Figure dataset records
--
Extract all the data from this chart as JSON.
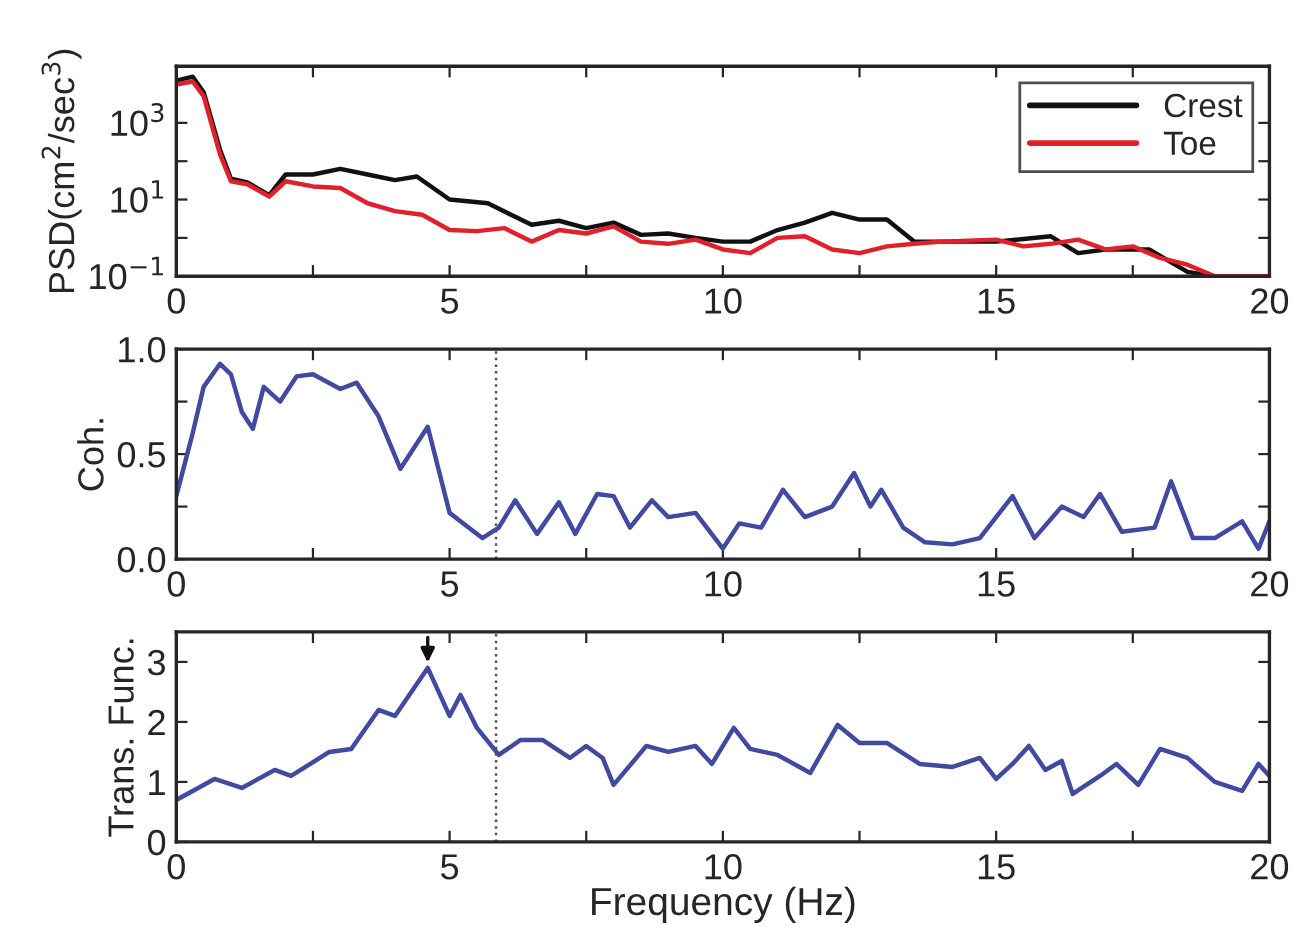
{
  "chart_data": [
    {
      "type": "line",
      "ylabel": "PSD(cm$^{2}$/sec$^{3}$)",
      "log": "y",
      "legend": "top right",
      "grid": false,
      "xlim": [
        0,
        20
      ],
      "ylim": [
        0.1,
        30000
      ],
      "xticks": [
        0,
        {
          "value": 2.5,
          "label": null
        },
        5,
        {
          "value": 7.5,
          "label": null
        },
        10,
        {
          "value": 12.5,
          "label": null
        },
        15,
        {
          "value": 17.5,
          "label": null
        },
        20
      ],
      "yticks": [
        {
          "value": 0.1,
          "label": "10$^{−1}$"
        },
        {
          "value": 1,
          "label": null
        },
        {
          "value": 10,
          "label": "10$^{1}$"
        },
        {
          "value": 100,
          "label": null
        },
        {
          "value": 1000,
          "label": "10$^{3}$"
        }
      ],
      "series": [
        {
          "name": "Crest",
          "color": "#111111",
          "x": [
            0,
            0.3,
            0.5,
            0.8,
            1.0,
            1.3,
            1.7,
            2.0,
            2.5,
            3.0,
            3.5,
            4.0,
            4.4,
            5.0,
            5.7,
            6.5,
            7.0,
            7.5,
            8.0,
            8.5,
            9,
            9.5,
            10,
            10.5,
            11,
            11.5,
            12,
            12.5,
            13,
            13.5,
            14,
            15,
            16,
            16.5,
            17,
            17.8,
            18.5,
            19,
            20
          ],
          "values": [
            12600,
            16000,
            6300,
            200,
            35,
            28,
            13,
            45,
            45,
            63,
            45,
            32,
            40,
            10,
            8,
            2.2,
            2.8,
            1.8,
            2.5,
            1.2,
            1.3,
            1.0,
            0.8,
            0.8,
            1.6,
            2.5,
            4.5,
            3,
            3,
            0.8,
            0.8,
            0.8,
            1.1,
            0.4,
            0.5,
            0.5,
            0.13,
            0.1,
            0.1
          ]
        },
        {
          "name": "Toe",
          "color": "#e0202a",
          "x": [
            0,
            0.3,
            0.5,
            0.8,
            1.0,
            1.3,
            1.7,
            2.0,
            2.5,
            3.0,
            3.5,
            4,
            4.5,
            5,
            5.5,
            6,
            6.5,
            7,
            7.5,
            8,
            8.5,
            9,
            9.5,
            10,
            10.5,
            11,
            11.5,
            12,
            12.5,
            13,
            13.5,
            14,
            15,
            15.5,
            16,
            16.5,
            17,
            17.5,
            18,
            18.5,
            19,
            20
          ],
          "values": [
            10000,
            12000,
            5000,
            150,
            30,
            25,
            12,
            30,
            22,
            20,
            8,
            5,
            4,
            1.6,
            1.5,
            1.8,
            0.8,
            1.6,
            1.3,
            2,
            0.8,
            0.7,
            0.9,
            0.5,
            0.4,
            1.0,
            1.1,
            0.5,
            0.4,
            0.6,
            0.7,
            0.8,
            0.9,
            0.6,
            0.7,
            0.9,
            0.5,
            0.6,
            0.3,
            0.2,
            0.1,
            0.1
          ]
        }
      ]
    },
    {
      "type": "line",
      "ylabel": "Coh.",
      "grid": false,
      "xlim": [
        0,
        20
      ],
      "ylim": [
        0,
        1
      ],
      "xticks": [
        0,
        {
          "value": 2.5,
          "label": null
        },
        5,
        {
          "value": 7.5,
          "label": null
        },
        10,
        {
          "value": 12.5,
          "label": null
        },
        15,
        {
          "value": 17.5,
          "label": null
        },
        20
      ],
      "yticks": [
        {
          "value": 0,
          "label": "0.0"
        },
        {
          "value": 0.25,
          "label": null
        },
        {
          "value": 0.5,
          "label": "0.5"
        },
        {
          "value": 0.75,
          "label": null
        },
        {
          "value": 1,
          "label": "1.0"
        }
      ],
      "ref_lines": [
        {
          "axis": "x",
          "value": 5.85,
          "color": "#555555",
          "line_style": "dotted"
        }
      ],
      "series": [
        {
          "color": "#3f4aa0",
          "x": [
            0,
            0.3,
            0.5,
            0.8,
            1.0,
            1.2,
            1.4,
            1.6,
            1.9,
            2.2,
            2.5,
            3.0,
            3.3,
            3.7,
            4.1,
            4.4,
            4.6,
            5.0,
            5.4,
            5.6,
            5.9,
            6.2,
            6.6,
            7.0,
            7.3,
            7.7,
            8.0,
            8.3,
            8.7,
            9.0,
            9.5,
            10.0,
            10.3,
            10.7,
            11.1,
            11.5,
            12.0,
            12.4,
            12.7,
            12.9,
            13.3,
            13.7,
            14.2,
            14.7,
            15.3,
            15.7,
            16.2,
            16.6,
            16.9,
            17.3,
            17.9,
            18.2,
            18.6,
            19.0,
            19.5,
            19.8,
            20
          ],
          "values": [
            0.3,
            0.6,
            0.82,
            0.93,
            0.88,
            0.7,
            0.62,
            0.82,
            0.75,
            0.87,
            0.88,
            0.81,
            0.84,
            0.68,
            0.43,
            0.55,
            0.63,
            0.22,
            0.14,
            0.1,
            0.15,
            0.28,
            0.12,
            0.27,
            0.12,
            0.31,
            0.3,
            0.15,
            0.28,
            0.2,
            0.22,
            0.05,
            0.17,
            0.15,
            0.33,
            0.2,
            0.25,
            0.41,
            0.25,
            0.33,
            0.15,
            0.08,
            0.07,
            0.1,
            0.3,
            0.1,
            0.25,
            0.2,
            0.31,
            0.13,
            0.15,
            0.37,
            0.1,
            0.1,
            0.18,
            0.05,
            0.18
          ]
        }
      ]
    },
    {
      "type": "line",
      "ylabel": "Trans. Func.",
      "xlabel": "Frequency (Hz)",
      "grid": false,
      "xlim": [
        0,
        20
      ],
      "ylim": [
        0,
        3.5
      ],
      "xticks": [
        0,
        {
          "value": 2.5,
          "label": null
        },
        5,
        {
          "value": 7.5,
          "label": null
        },
        10,
        {
          "value": 12.5,
          "label": null
        },
        15,
        {
          "value": 17.5,
          "label": null
        },
        20
      ],
      "yticks": [
        0,
        1,
        2,
        3
      ],
      "ref_lines": [
        {
          "axis": "x",
          "value": 5.85,
          "color": "#555555",
          "line_style": "dotted"
        }
      ],
      "series": [
        {
          "color": "#3f4aa0",
          "x": [
            0,
            0.7,
            1.2,
            1.8,
            2.1,
            2.8,
            3.2,
            3.7,
            4.0,
            4.6,
            5.0,
            5.2,
            5.5,
            5.9,
            6.3,
            6.7,
            7.2,
            7.5,
            7.8,
            8.0,
            8.6,
            9.0,
            9.5,
            9.8,
            10.2,
            10.5,
            11,
            11.6,
            12.1,
            12.5,
            13,
            13.6,
            14.2,
            14.7,
            15,
            15.3,
            15.6,
            15.9,
            16.2,
            16.4,
            16.9,
            17.2,
            17.6,
            18.0,
            18.5,
            19.0,
            19.5,
            19.8,
            20
          ],
          "values": [
            0.7,
            1.05,
            0.9,
            1.2,
            1.1,
            1.5,
            1.55,
            2.2,
            2.1,
            2.9,
            2.1,
            2.45,
            1.9,
            1.45,
            1.7,
            1.7,
            1.4,
            1.6,
            1.4,
            0.95,
            1.6,
            1.5,
            1.6,
            1.3,
            1.9,
            1.55,
            1.45,
            1.15,
            1.95,
            1.65,
            1.65,
            1.3,
            1.25,
            1.4,
            1.05,
            1.3,
            1.6,
            1.2,
            1.35,
            0.8,
            1.1,
            1.3,
            0.95,
            1.55,
            1.4,
            1.0,
            0.85,
            1.3,
            1.1
          ]
        }
      ]
    }
  ]
}
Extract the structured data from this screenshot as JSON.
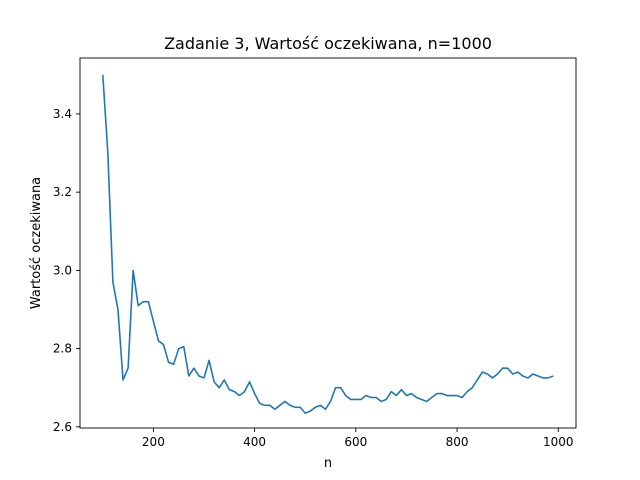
{
  "chart_data": {
    "type": "line",
    "title": "Zadanie 3, Wartość oczekiwana, n=1000",
    "xlabel": "n",
    "ylabel": "Wartość oczekiwana",
    "xlim": [
      55,
      1035
    ],
    "ylim": [
      2.597,
      3.543
    ],
    "grid": false,
    "x_ticks": [
      200,
      400,
      600,
      800,
      1000
    ],
    "y_ticks": [
      2.6,
      2.8,
      3.0,
      3.2,
      3.4
    ],
    "x_tick_labels": [
      "200",
      "400",
      "600",
      "800",
      "1000"
    ],
    "y_tick_labels": [
      "2.6",
      "2.8",
      "3.0",
      "3.2",
      "3.4"
    ],
    "series": [
      {
        "color": "#1f77b4",
        "x": [
          100,
          110,
          120,
          130,
          140,
          150,
          160,
          170,
          180,
          190,
          200,
          210,
          220,
          230,
          240,
          250,
          260,
          270,
          280,
          290,
          300,
          310,
          320,
          330,
          340,
          350,
          360,
          370,
          380,
          390,
          400,
          410,
          420,
          430,
          440,
          450,
          460,
          470,
          480,
          490,
          500,
          510,
          520,
          530,
          540,
          550,
          560,
          570,
          580,
          590,
          600,
          610,
          620,
          630,
          640,
          650,
          660,
          670,
          680,
          690,
          700,
          710,
          720,
          730,
          740,
          750,
          760,
          770,
          780,
          790,
          800,
          810,
          820,
          830,
          840,
          850,
          860,
          870,
          880,
          890,
          900,
          910,
          920,
          930,
          940,
          950,
          960,
          970,
          980,
          990
        ],
        "y": [
          3.5,
          3.3,
          2.97,
          2.9,
          2.72,
          2.75,
          3.0,
          2.91,
          2.92,
          2.92,
          2.87,
          2.82,
          2.81,
          2.765,
          2.76,
          2.8,
          2.805,
          2.73,
          2.75,
          2.73,
          2.725,
          2.77,
          2.715,
          2.7,
          2.72,
          2.695,
          2.69,
          2.68,
          2.69,
          2.715,
          2.685,
          2.66,
          2.655,
          2.655,
          2.645,
          2.655,
          2.665,
          2.655,
          2.65,
          2.65,
          2.635,
          2.64,
          2.65,
          2.655,
          2.645,
          2.665,
          2.7,
          2.7,
          2.68,
          2.67,
          2.67,
          2.67,
          2.68,
          2.675,
          2.675,
          2.665,
          2.67,
          2.69,
          2.68,
          2.695,
          2.68,
          2.685,
          2.675,
          2.67,
          2.665,
          2.675,
          2.685,
          2.685,
          2.68,
          2.68,
          2.68,
          2.675,
          2.69,
          2.7,
          2.72,
          2.74,
          2.735,
          2.725,
          2.735,
          2.75,
          2.75,
          2.735,
          2.74,
          2.73,
          2.725,
          2.735,
          2.73,
          2.725,
          2.725,
          2.73
        ]
      }
    ]
  }
}
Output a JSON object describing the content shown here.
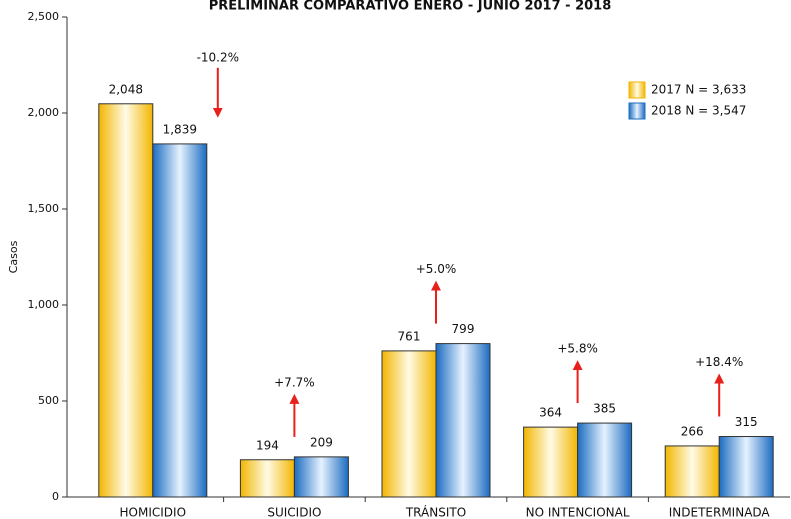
{
  "chart_data": {
    "type": "bar",
    "title": "PRELIMINAR COMPARATIVO ENERO - JUNIO 2017 - 2018",
    "y_label": "Casos",
    "categories": [
      "HOMICIDIO",
      "SUICIDIO",
      "TRÁNSITO",
      "NO INTENCIONAL",
      "INDETERMINADA"
    ],
    "series": [
      {
        "name": "2017 N = 3,633",
        "color": "#f2b600",
        "values": [
          2048,
          194,
          761,
          364,
          266
        ],
        "value_labels": [
          "2,048",
          "194",
          "761",
          "364",
          "266"
        ]
      },
      {
        "name": "2018 N = 3,547",
        "color": "#1c6cc0",
        "values": [
          1839,
          209,
          799,
          385,
          315
        ],
        "value_labels": [
          "1,839",
          "209",
          "799",
          "385",
          "315"
        ]
      }
    ],
    "annotations": [
      "-10.2%",
      "+7.7%",
      "+5.0%",
      "+5.8%",
      "+18.4%"
    ],
    "ylim": [
      0,
      2500
    ],
    "yticks": [
      0,
      500,
      {
        "value": 1000,
        "label": "1,000"
      },
      {
        "value": 1500,
        "label": "1,500"
      },
      {
        "value": 2000,
        "label": "2,000"
      },
      {
        "value": 2500,
        "label": "2,500"
      }
    ],
    "legend": "upper right"
  }
}
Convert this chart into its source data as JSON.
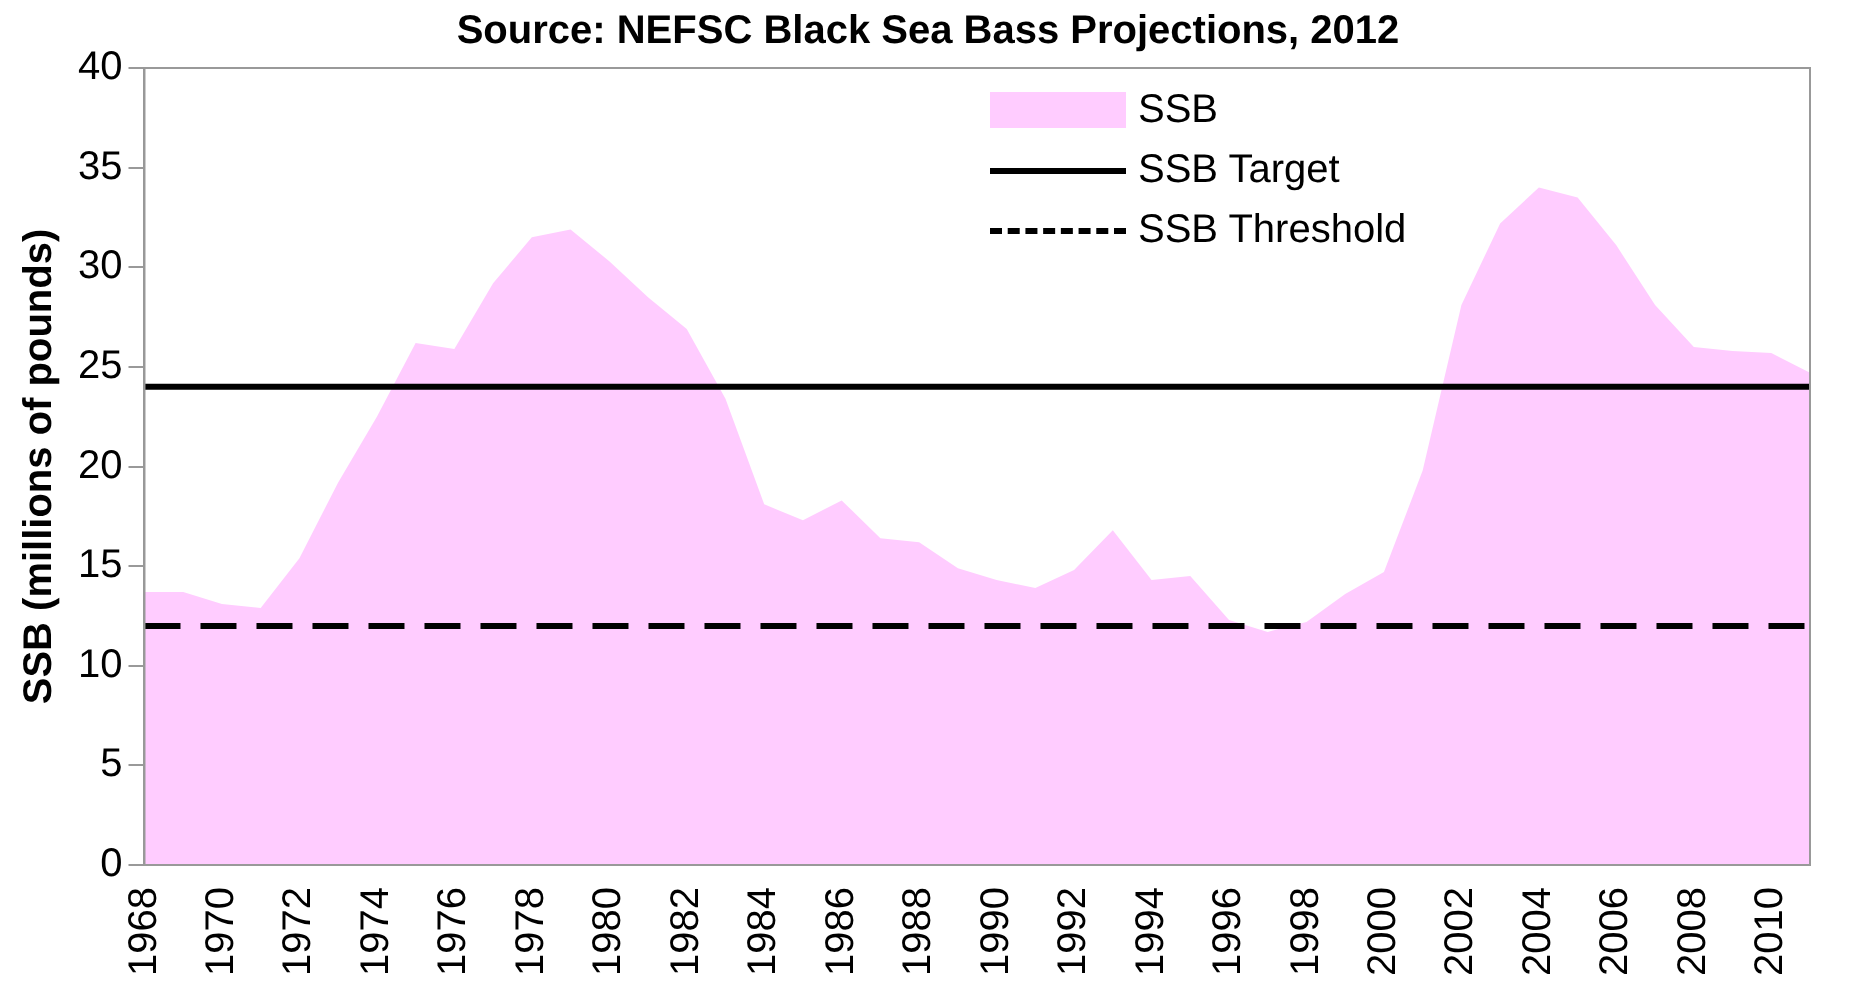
{
  "chart_data": {
    "type": "area",
    "title": "Source: NEFSC Black Sea Bass Projections, 2012",
    "ylabel": "SSB (millions of pounds)",
    "categories": [
      "1968",
      null,
      "1970",
      null,
      "1972",
      null,
      "1974",
      null,
      "1976",
      null,
      "1978",
      null,
      "1980",
      null,
      "1982",
      null,
      "1984",
      null,
      "1986",
      null,
      "1988",
      null,
      "1990",
      null,
      "1992",
      null,
      "1994",
      null,
      "1996",
      null,
      "1998",
      null,
      "2000",
      null,
      "2002",
      null,
      "2004",
      null,
      "2006",
      null,
      "2008",
      null,
      "2010",
      null
    ],
    "series": [
      {
        "name": "SSB",
        "color": "#ffccff",
        "values": [
          13.7,
          13.7,
          13.1,
          12.9,
          15.4,
          19.2,
          22.5,
          26.2,
          25.9,
          29.2,
          31.5,
          31.9,
          30.3,
          28.5,
          26.9,
          23.4,
          18.1,
          17.3,
          18.3,
          16.4,
          16.2,
          14.9,
          14.3,
          13.9,
          14.8,
          16.8,
          14.3,
          14.5,
          12.3,
          11.7,
          12.2,
          13.6,
          14.7,
          19.8,
          28.1,
          32.2,
          34.0,
          33.5,
          31.1,
          28.1,
          26.0,
          25.8,
          25.7,
          24.7
        ]
      }
    ],
    "ref_lines": [
      {
        "axis": "y",
        "value": 24,
        "label": "SSB Target",
        "color": "#000000",
        "line_style": "solid"
      },
      {
        "axis": "y",
        "value": 12,
        "label": "SSB Threshold",
        "color": "#000000",
        "line_style": "dashed"
      }
    ],
    "ylim": [
      0,
      40
    ],
    "yticks": [
      0,
      5,
      10,
      15,
      20,
      25,
      30,
      35,
      40
    ],
    "grid": false,
    "legend": "top right"
  }
}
--
What is asked
Select, from the listing, all lines that include the word "Extract".

Result of the task
Extract all the data from this chart as JSON.
Extract the structured data from this screenshot as JSON.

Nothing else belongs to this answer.